- Material for the task:
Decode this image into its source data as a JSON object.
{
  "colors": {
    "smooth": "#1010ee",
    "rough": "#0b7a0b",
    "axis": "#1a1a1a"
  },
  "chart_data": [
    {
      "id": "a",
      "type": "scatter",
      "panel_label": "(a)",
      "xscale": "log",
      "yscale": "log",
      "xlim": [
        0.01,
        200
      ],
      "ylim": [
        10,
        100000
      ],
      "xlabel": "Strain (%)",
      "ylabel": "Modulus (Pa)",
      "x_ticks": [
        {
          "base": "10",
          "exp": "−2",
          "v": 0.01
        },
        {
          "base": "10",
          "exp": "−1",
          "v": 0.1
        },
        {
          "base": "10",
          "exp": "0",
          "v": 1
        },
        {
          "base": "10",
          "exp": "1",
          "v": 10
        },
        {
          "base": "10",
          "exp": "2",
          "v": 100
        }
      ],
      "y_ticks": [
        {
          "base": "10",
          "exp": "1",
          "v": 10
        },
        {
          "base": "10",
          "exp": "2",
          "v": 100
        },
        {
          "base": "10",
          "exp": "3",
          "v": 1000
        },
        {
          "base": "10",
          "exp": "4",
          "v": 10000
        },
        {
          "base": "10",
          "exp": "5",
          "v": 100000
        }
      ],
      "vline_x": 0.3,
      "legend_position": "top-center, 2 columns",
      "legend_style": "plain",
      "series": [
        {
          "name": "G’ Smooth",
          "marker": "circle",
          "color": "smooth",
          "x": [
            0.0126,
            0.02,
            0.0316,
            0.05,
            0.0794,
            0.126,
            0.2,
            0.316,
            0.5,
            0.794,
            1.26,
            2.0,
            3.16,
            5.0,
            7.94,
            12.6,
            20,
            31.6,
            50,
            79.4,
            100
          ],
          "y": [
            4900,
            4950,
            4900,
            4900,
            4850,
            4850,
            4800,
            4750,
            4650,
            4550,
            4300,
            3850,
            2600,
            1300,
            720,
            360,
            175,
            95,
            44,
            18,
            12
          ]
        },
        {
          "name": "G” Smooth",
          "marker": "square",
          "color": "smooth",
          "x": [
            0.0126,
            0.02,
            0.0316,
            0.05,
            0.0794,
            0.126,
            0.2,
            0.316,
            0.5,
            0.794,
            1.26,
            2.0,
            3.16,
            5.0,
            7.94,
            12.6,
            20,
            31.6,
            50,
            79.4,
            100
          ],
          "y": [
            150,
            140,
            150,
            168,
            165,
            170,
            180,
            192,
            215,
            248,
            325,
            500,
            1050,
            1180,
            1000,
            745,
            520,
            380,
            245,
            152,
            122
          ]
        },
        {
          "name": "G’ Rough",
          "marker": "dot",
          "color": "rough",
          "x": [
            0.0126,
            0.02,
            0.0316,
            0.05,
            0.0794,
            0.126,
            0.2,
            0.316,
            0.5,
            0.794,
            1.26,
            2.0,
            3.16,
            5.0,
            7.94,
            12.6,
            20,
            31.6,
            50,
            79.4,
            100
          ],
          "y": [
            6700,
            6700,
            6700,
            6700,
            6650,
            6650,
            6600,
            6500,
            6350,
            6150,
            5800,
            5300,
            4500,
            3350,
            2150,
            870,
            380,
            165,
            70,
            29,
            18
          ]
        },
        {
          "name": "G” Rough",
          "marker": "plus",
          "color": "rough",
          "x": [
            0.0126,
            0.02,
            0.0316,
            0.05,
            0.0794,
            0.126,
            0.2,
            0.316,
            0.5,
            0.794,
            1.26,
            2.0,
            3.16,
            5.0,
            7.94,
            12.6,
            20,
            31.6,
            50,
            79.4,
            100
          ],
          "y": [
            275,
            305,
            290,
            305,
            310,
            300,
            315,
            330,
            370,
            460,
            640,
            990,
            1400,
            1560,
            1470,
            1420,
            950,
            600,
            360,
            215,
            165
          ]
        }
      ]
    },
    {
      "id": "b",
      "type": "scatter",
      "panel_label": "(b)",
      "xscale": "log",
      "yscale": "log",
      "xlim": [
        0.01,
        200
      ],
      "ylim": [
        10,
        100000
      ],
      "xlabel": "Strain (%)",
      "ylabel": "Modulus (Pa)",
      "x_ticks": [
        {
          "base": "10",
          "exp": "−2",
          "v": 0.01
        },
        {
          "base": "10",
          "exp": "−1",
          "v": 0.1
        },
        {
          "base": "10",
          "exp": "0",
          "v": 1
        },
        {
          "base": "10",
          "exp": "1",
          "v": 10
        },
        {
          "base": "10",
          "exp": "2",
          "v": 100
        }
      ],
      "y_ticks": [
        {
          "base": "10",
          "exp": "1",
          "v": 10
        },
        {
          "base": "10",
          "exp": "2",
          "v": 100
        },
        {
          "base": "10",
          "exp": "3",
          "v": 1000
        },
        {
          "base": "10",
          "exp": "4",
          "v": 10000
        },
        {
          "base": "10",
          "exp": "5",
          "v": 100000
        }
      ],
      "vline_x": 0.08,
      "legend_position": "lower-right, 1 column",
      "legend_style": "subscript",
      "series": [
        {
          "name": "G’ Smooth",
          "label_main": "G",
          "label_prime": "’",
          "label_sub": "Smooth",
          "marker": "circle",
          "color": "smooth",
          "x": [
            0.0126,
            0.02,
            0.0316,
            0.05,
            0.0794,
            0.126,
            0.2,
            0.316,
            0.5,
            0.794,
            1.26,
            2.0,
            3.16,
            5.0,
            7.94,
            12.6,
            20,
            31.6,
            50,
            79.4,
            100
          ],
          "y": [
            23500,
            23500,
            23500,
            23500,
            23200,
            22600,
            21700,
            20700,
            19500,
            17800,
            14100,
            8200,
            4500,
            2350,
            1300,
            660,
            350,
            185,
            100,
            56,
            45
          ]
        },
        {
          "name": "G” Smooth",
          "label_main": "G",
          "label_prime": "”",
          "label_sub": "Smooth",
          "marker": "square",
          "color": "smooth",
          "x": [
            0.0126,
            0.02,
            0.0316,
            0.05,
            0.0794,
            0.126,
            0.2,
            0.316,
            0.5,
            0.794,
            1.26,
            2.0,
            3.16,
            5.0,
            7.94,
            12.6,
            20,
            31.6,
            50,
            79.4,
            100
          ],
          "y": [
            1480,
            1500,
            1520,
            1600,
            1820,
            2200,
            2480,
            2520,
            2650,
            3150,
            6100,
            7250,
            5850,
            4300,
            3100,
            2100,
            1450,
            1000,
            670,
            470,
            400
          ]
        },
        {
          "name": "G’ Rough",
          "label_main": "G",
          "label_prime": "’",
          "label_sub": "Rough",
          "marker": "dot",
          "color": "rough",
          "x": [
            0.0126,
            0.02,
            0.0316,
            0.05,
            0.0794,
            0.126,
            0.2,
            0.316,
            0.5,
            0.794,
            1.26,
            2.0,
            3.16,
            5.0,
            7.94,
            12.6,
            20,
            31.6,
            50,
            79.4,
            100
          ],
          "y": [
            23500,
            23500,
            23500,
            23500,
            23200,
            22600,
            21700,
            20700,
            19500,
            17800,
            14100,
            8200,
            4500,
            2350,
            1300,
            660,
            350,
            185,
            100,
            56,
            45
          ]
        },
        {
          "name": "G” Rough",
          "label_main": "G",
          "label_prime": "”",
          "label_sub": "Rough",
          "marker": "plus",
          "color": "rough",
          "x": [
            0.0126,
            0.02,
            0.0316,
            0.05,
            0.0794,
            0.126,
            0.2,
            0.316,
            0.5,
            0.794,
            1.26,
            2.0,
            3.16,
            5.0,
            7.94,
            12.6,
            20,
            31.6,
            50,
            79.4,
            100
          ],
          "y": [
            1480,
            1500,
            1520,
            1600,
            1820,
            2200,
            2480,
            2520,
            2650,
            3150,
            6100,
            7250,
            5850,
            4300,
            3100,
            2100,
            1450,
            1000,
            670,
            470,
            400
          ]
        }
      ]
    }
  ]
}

- What you have to do:
Reproduce the entries above in full by retyping them exactly.

- Expected output:
Decode this image into its source data as a JSON object.
{
  "colors": {
    "smooth": "#1010ee",
    "rough": "#0b7a0b",
    "axis": "#1a1a1a"
  },
  "chart_data": [
    {
      "id": "a",
      "type": "scatter",
      "panel_label": "(a)",
      "xscale": "log",
      "yscale": "log",
      "xlim": [
        0.01,
        200
      ],
      "ylim": [
        10,
        100000
      ],
      "xlabel": "Strain (%)",
      "ylabel": "Modulus (Pa)",
      "x_ticks": [
        {
          "base": "10",
          "exp": "−2",
          "v": 0.01
        },
        {
          "base": "10",
          "exp": "−1",
          "v": 0.1
        },
        {
          "base": "10",
          "exp": "0",
          "v": 1
        },
        {
          "base": "10",
          "exp": "1",
          "v": 10
        },
        {
          "base": "10",
          "exp": "2",
          "v": 100
        }
      ],
      "y_ticks": [
        {
          "base": "10",
          "exp": "1",
          "v": 10
        },
        {
          "base": "10",
          "exp": "2",
          "v": 100
        },
        {
          "base": "10",
          "exp": "3",
          "v": 1000
        },
        {
          "base": "10",
          "exp": "4",
          "v": 10000
        },
        {
          "base": "10",
          "exp": "5",
          "v": 100000
        }
      ],
      "vline_x": 0.3,
      "legend_position": "top-center, 2 columns",
      "legend_style": "plain",
      "series": [
        {
          "name": "G’ Smooth",
          "marker": "circle",
          "color": "smooth",
          "x": [
            0.0126,
            0.02,
            0.0316,
            0.05,
            0.0794,
            0.126,
            0.2,
            0.316,
            0.5,
            0.794,
            1.26,
            2.0,
            3.16,
            5.0,
            7.94,
            12.6,
            20,
            31.6,
            50,
            79.4,
            100
          ],
          "y": [
            4900,
            4950,
            4900,
            4900,
            4850,
            4850,
            4800,
            4750,
            4650,
            4550,
            4300,
            3850,
            2600,
            1300,
            720,
            360,
            175,
            95,
            44,
            18,
            12
          ]
        },
        {
          "name": "G” Smooth",
          "marker": "square",
          "color": "smooth",
          "x": [
            0.0126,
            0.02,
            0.0316,
            0.05,
            0.0794,
            0.126,
            0.2,
            0.316,
            0.5,
            0.794,
            1.26,
            2.0,
            3.16,
            5.0,
            7.94,
            12.6,
            20,
            31.6,
            50,
            79.4,
            100
          ],
          "y": [
            150,
            140,
            150,
            168,
            165,
            170,
            180,
            192,
            215,
            248,
            325,
            500,
            1050,
            1180,
            1000,
            745,
            520,
            380,
            245,
            152,
            122
          ]
        },
        {
          "name": "G’ Rough",
          "marker": "dot",
          "color": "rough",
          "x": [
            0.0126,
            0.02,
            0.0316,
            0.05,
            0.0794,
            0.126,
            0.2,
            0.316,
            0.5,
            0.794,
            1.26,
            2.0,
            3.16,
            5.0,
            7.94,
            12.6,
            20,
            31.6,
            50,
            79.4,
            100
          ],
          "y": [
            6700,
            6700,
            6700,
            6700,
            6650,
            6650,
            6600,
            6500,
            6350,
            6150,
            5800,
            5300,
            4500,
            3350,
            2150,
            870,
            380,
            165,
            70,
            29,
            18
          ]
        },
        {
          "name": "G” Rough",
          "marker": "plus",
          "color": "rough",
          "x": [
            0.0126,
            0.02,
            0.0316,
            0.05,
            0.0794,
            0.126,
            0.2,
            0.316,
            0.5,
            0.794,
            1.26,
            2.0,
            3.16,
            5.0,
            7.94,
            12.6,
            20,
            31.6,
            50,
            79.4,
            100
          ],
          "y": [
            275,
            305,
            290,
            305,
            310,
            300,
            315,
            330,
            370,
            460,
            640,
            990,
            1400,
            1560,
            1470,
            1420,
            950,
            600,
            360,
            215,
            165
          ]
        }
      ]
    },
    {
      "id": "b",
      "type": "scatter",
      "panel_label": "(b)",
      "xscale": "log",
      "yscale": "log",
      "xlim": [
        0.01,
        200
      ],
      "ylim": [
        10,
        100000
      ],
      "xlabel": "Strain (%)",
      "ylabel": "Modulus (Pa)",
      "x_ticks": [
        {
          "base": "10",
          "exp": "−2",
          "v": 0.01
        },
        {
          "base": "10",
          "exp": "−1",
          "v": 0.1
        },
        {
          "base": "10",
          "exp": "0",
          "v": 1
        },
        {
          "base": "10",
          "exp": "1",
          "v": 10
        },
        {
          "base": "10",
          "exp": "2",
          "v": 100
        }
      ],
      "y_ticks": [
        {
          "base": "10",
          "exp": "1",
          "v": 10
        },
        {
          "base": "10",
          "exp": "2",
          "v": 100
        },
        {
          "base": "10",
          "exp": "3",
          "v": 1000
        },
        {
          "base": "10",
          "exp": "4",
          "v": 10000
        },
        {
          "base": "10",
          "exp": "5",
          "v": 100000
        }
      ],
      "vline_x": 0.08,
      "legend_position": "lower-right, 1 column",
      "legend_style": "subscript",
      "series": [
        {
          "name": "G’ Smooth",
          "label_main": "G",
          "label_prime": "’",
          "label_sub": "Smooth",
          "marker": "circle",
          "color": "smooth",
          "x": [
            0.0126,
            0.02,
            0.0316,
            0.05,
            0.0794,
            0.126,
            0.2,
            0.316,
            0.5,
            0.794,
            1.26,
            2.0,
            3.16,
            5.0,
            7.94,
            12.6,
            20,
            31.6,
            50,
            79.4,
            100
          ],
          "y": [
            23500,
            23500,
            23500,
            23500,
            23200,
            22600,
            21700,
            20700,
            19500,
            17800,
            14100,
            8200,
            4500,
            2350,
            1300,
            660,
            350,
            185,
            100,
            56,
            45
          ]
        },
        {
          "name": "G” Smooth",
          "label_main": "G",
          "label_prime": "”",
          "label_sub": "Smooth",
          "marker": "square",
          "color": "smooth",
          "x": [
            0.0126,
            0.02,
            0.0316,
            0.05,
            0.0794,
            0.126,
            0.2,
            0.316,
            0.5,
            0.794,
            1.26,
            2.0,
            3.16,
            5.0,
            7.94,
            12.6,
            20,
            31.6,
            50,
            79.4,
            100
          ],
          "y": [
            1480,
            1500,
            1520,
            1600,
            1820,
            2200,
            2480,
            2520,
            2650,
            3150,
            6100,
            7250,
            5850,
            4300,
            3100,
            2100,
            1450,
            1000,
            670,
            470,
            400
          ]
        },
        {
          "name": "G’ Rough",
          "label_main": "G",
          "label_prime": "’",
          "label_sub": "Rough",
          "marker": "dot",
          "color": "rough",
          "x": [
            0.0126,
            0.02,
            0.0316,
            0.05,
            0.0794,
            0.126,
            0.2,
            0.316,
            0.5,
            0.794,
            1.26,
            2.0,
            3.16,
            5.0,
            7.94,
            12.6,
            20,
            31.6,
            50,
            79.4,
            100
          ],
          "y": [
            23500,
            23500,
            23500,
            23500,
            23200,
            22600,
            21700,
            20700,
            19500,
            17800,
            14100,
            8200,
            4500,
            2350,
            1300,
            660,
            350,
            185,
            100,
            56,
            45
          ]
        },
        {
          "name": "G” Rough",
          "label_main": "G",
          "label_prime": "”",
          "label_sub": "Rough",
          "marker": "plus",
          "color": "rough",
          "x": [
            0.0126,
            0.02,
            0.0316,
            0.05,
            0.0794,
            0.126,
            0.2,
            0.316,
            0.5,
            0.794,
            1.26,
            2.0,
            3.16,
            5.0,
            7.94,
            12.6,
            20,
            31.6,
            50,
            79.4,
            100
          ],
          "y": [
            1480,
            1500,
            1520,
            1600,
            1820,
            2200,
            2480,
            2520,
            2650,
            3150,
            6100,
            7250,
            5850,
            4300,
            3100,
            2100,
            1450,
            1000,
            670,
            470,
            400
          ]
        }
      ]
    }
  ]
}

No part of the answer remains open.